*Exercise instructions*. Count the lines below that contain the word "AQUANTA" and give only the number.

*Data for this exercise*.
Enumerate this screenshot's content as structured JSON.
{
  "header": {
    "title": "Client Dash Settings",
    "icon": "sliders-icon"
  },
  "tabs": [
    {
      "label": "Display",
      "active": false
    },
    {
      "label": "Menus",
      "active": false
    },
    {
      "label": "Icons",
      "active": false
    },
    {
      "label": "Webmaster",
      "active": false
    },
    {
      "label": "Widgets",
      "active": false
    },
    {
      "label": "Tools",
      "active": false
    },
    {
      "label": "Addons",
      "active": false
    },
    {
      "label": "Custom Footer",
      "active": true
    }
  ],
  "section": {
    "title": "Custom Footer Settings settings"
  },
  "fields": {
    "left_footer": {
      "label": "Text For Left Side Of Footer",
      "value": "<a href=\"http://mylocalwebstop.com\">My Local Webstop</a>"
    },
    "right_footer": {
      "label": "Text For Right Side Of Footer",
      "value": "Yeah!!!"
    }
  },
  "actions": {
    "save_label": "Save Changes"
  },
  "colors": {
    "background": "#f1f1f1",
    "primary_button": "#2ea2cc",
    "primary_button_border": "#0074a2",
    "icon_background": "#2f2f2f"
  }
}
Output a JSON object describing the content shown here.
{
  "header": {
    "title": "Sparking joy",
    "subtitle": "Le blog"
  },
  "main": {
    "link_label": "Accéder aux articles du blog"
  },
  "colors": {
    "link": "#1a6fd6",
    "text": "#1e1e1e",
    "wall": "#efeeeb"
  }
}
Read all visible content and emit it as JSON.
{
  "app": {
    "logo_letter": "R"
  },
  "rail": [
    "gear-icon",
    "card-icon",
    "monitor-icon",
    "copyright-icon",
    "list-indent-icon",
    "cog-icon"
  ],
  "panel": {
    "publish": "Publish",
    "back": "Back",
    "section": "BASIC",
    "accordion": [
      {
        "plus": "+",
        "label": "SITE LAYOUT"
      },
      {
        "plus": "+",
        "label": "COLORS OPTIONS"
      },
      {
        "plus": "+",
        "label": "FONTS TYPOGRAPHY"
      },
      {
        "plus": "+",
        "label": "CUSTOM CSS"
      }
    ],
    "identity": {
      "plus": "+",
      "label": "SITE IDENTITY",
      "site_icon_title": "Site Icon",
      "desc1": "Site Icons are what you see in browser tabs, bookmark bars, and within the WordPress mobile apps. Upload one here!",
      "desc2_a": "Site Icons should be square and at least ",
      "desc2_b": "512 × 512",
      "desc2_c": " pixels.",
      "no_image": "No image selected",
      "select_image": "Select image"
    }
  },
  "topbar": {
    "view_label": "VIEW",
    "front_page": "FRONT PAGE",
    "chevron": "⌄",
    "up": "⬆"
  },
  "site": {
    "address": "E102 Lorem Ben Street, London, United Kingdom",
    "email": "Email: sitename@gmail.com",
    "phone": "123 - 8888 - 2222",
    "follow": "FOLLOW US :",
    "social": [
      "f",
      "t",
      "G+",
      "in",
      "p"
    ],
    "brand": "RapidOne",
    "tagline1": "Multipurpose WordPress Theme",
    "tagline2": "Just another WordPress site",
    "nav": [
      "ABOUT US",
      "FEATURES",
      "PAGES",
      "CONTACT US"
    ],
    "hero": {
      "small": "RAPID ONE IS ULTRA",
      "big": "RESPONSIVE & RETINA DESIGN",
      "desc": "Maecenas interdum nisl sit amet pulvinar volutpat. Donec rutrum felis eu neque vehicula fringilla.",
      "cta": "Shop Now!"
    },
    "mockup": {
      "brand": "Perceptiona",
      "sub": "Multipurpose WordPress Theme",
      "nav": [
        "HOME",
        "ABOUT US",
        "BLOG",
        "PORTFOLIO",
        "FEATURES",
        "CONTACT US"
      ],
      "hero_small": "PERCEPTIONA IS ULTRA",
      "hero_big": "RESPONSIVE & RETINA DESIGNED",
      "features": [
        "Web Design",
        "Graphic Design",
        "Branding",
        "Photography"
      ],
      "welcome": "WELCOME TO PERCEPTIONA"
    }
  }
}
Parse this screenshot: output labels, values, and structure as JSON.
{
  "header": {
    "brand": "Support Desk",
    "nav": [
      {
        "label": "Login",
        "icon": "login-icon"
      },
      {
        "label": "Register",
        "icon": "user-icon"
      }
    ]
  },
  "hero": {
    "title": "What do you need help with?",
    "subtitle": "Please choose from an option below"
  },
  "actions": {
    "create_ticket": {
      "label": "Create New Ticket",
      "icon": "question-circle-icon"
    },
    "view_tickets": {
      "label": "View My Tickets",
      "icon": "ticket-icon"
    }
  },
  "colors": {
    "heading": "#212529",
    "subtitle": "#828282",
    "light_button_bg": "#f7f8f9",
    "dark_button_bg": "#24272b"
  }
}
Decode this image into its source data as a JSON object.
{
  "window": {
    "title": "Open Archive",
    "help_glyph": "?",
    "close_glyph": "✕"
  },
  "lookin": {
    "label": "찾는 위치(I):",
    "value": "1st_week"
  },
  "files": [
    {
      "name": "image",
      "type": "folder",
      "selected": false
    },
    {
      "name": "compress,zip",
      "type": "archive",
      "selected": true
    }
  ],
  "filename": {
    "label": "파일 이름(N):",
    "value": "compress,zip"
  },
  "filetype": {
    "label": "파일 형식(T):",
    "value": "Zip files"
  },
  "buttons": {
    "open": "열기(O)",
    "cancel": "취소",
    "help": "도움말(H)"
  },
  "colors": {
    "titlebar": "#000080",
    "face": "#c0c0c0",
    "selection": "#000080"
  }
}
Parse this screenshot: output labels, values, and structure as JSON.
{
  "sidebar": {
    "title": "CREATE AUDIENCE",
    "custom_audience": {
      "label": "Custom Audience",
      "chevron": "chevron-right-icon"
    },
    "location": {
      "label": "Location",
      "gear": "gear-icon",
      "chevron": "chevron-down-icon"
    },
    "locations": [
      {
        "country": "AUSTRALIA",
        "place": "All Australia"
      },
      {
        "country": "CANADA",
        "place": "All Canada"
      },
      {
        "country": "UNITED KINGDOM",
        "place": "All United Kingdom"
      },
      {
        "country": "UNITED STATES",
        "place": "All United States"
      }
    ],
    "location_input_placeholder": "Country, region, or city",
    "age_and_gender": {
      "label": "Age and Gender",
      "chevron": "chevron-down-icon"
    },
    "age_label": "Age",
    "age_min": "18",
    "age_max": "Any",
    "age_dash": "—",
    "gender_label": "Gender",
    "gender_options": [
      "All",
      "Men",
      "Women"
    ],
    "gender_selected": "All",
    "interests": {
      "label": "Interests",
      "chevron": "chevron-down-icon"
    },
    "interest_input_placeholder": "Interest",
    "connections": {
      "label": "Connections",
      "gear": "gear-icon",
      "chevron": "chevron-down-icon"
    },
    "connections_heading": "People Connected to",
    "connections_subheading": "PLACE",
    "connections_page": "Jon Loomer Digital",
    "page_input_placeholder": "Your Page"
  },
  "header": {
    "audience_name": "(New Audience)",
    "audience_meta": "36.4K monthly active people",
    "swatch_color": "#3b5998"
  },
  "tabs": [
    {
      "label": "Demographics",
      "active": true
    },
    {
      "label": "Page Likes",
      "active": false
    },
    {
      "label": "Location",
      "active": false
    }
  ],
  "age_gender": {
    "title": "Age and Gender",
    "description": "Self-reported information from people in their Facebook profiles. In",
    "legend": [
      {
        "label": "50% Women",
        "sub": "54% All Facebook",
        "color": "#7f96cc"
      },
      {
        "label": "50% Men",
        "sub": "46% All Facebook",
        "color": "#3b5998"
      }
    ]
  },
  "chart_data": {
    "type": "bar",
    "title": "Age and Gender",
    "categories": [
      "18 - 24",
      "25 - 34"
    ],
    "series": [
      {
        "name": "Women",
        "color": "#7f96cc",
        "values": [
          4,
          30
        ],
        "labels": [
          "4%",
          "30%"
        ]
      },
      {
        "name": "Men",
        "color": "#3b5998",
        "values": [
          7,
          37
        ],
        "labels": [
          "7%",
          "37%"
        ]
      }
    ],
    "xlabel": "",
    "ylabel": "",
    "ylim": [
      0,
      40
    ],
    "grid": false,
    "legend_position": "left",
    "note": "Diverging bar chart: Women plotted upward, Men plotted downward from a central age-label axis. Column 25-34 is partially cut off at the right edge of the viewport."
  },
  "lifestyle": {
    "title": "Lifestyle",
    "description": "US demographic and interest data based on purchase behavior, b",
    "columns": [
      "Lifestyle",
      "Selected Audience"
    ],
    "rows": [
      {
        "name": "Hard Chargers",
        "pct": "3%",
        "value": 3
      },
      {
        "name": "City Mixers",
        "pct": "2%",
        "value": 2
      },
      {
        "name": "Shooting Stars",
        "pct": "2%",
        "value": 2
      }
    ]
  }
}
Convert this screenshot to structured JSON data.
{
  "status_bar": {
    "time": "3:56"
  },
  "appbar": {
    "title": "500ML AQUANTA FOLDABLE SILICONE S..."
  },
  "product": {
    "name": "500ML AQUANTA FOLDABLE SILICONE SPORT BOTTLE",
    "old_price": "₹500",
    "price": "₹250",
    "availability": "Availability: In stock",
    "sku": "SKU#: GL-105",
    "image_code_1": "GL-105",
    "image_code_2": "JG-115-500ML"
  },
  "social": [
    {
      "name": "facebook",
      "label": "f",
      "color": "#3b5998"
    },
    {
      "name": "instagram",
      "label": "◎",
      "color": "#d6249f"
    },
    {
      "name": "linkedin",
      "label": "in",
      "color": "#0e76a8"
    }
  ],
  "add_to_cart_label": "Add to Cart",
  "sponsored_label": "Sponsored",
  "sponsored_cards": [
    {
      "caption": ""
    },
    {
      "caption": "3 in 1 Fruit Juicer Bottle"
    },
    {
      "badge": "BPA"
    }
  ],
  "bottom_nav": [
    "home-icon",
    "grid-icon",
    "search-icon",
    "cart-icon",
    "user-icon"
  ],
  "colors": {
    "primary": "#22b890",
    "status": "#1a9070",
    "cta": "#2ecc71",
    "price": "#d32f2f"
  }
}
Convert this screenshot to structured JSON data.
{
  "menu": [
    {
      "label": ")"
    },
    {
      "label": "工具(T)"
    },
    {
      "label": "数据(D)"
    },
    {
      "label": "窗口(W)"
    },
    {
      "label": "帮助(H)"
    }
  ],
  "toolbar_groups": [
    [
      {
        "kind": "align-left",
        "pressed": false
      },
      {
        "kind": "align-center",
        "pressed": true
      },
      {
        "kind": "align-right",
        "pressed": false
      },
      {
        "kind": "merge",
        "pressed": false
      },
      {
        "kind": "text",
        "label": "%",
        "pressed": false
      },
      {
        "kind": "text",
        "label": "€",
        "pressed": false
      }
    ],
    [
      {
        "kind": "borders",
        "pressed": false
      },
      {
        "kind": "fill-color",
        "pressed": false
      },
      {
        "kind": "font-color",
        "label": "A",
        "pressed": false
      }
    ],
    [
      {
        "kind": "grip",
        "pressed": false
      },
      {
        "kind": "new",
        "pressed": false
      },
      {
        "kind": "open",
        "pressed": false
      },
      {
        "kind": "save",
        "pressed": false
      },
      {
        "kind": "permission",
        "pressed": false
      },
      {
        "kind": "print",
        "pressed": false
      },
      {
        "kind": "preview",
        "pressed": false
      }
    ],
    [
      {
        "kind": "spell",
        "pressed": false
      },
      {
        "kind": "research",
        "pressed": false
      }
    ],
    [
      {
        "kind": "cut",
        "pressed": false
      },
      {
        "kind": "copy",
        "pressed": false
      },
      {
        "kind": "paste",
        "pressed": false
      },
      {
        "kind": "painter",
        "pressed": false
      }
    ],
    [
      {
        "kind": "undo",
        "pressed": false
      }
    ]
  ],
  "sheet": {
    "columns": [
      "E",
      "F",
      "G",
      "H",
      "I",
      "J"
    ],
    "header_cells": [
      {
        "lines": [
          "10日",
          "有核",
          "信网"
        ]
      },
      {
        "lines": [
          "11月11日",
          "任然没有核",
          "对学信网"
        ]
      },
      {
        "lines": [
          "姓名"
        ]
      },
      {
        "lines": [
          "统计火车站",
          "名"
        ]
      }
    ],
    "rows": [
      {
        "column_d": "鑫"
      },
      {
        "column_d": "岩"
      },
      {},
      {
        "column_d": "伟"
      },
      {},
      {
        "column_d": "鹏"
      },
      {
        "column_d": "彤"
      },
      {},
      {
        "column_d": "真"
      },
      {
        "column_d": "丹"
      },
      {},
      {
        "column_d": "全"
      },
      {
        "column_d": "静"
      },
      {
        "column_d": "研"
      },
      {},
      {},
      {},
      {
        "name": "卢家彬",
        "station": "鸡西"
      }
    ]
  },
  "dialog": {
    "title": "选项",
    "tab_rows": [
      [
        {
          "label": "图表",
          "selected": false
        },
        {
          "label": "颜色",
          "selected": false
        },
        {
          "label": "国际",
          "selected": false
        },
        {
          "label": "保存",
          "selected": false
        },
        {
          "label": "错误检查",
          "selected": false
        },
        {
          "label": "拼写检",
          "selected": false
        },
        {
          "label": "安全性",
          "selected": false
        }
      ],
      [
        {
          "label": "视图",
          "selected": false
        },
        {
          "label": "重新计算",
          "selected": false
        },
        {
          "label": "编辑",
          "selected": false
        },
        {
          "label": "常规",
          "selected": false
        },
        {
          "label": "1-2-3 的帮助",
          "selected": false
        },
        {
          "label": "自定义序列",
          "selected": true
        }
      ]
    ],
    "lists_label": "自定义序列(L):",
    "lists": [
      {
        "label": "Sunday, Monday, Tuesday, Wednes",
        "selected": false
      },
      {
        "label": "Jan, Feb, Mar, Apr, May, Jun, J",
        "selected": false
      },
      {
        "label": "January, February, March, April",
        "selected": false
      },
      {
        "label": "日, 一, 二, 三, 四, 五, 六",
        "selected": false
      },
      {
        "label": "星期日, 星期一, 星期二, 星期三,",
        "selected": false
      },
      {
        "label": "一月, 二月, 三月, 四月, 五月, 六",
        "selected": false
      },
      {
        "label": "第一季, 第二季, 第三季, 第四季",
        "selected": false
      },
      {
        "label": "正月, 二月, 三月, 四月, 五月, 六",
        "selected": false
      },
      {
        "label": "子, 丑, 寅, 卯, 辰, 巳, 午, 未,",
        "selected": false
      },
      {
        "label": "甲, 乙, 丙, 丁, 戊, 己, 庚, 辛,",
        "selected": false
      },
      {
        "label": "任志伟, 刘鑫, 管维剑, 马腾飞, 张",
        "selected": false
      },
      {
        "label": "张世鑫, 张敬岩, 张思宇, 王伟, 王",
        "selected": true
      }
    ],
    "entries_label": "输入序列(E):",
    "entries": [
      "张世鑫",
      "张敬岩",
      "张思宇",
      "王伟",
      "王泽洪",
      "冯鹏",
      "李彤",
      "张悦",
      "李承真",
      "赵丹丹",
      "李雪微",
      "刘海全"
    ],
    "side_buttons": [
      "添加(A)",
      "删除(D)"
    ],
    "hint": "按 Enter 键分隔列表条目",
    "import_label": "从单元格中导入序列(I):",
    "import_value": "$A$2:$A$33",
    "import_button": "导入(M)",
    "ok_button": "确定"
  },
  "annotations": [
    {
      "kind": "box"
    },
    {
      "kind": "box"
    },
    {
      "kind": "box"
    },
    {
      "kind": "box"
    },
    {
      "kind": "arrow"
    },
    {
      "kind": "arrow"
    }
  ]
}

*Solution for this task*. 2